▶ Records from a data collection
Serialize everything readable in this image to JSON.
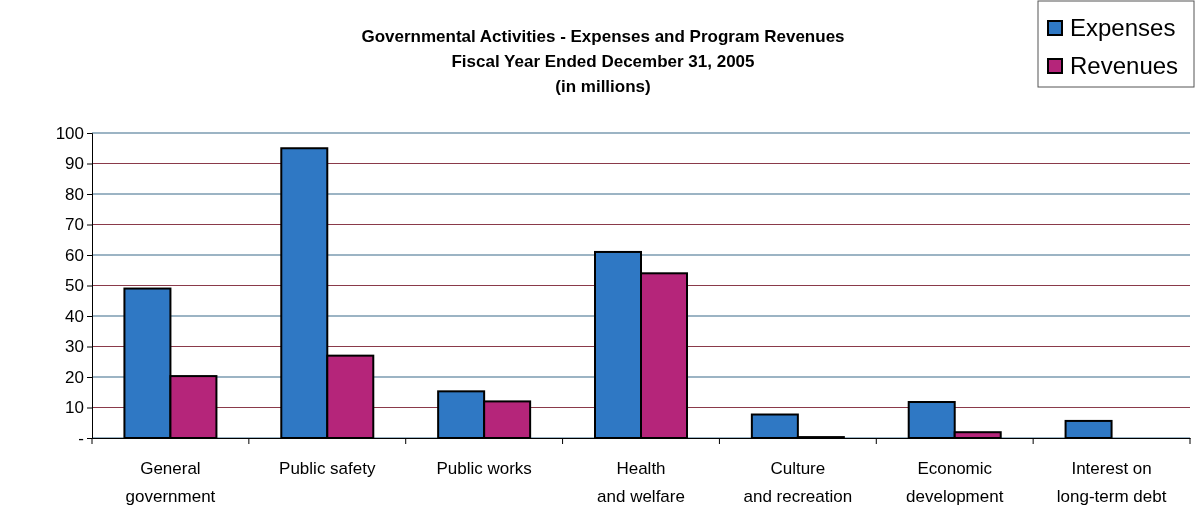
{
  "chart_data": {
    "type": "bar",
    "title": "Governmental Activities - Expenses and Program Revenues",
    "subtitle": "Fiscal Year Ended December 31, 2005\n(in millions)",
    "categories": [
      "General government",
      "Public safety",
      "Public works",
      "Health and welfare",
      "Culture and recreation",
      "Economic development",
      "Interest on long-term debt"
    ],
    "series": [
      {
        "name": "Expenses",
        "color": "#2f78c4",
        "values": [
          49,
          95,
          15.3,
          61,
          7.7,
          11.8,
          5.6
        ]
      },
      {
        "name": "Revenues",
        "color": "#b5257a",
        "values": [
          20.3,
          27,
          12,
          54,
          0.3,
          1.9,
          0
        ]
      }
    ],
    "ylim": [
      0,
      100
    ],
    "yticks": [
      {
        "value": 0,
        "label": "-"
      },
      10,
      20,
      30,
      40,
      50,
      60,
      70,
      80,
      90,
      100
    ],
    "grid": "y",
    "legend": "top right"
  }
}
* * *
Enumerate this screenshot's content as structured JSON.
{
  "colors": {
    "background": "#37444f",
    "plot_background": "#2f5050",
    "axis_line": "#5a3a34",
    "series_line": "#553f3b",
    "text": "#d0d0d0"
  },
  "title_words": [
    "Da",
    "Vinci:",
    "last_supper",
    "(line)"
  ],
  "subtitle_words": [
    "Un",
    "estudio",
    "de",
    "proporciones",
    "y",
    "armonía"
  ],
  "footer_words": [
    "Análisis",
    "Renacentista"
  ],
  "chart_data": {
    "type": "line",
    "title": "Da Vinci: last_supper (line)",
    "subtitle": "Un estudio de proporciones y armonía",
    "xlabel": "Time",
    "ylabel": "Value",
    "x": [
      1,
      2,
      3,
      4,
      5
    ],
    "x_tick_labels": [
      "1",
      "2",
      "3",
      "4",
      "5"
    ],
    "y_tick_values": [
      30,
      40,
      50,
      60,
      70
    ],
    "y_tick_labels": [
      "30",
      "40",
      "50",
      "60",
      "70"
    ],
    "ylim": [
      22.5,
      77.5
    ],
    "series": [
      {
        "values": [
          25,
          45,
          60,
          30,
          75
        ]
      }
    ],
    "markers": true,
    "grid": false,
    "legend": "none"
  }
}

▶ Exercise instructions
From the data above, gather every line that includes the word "Vinci".

▶ Result of this task
    "Vinci:",
    "title": "Da Vinci: last_supper (line)",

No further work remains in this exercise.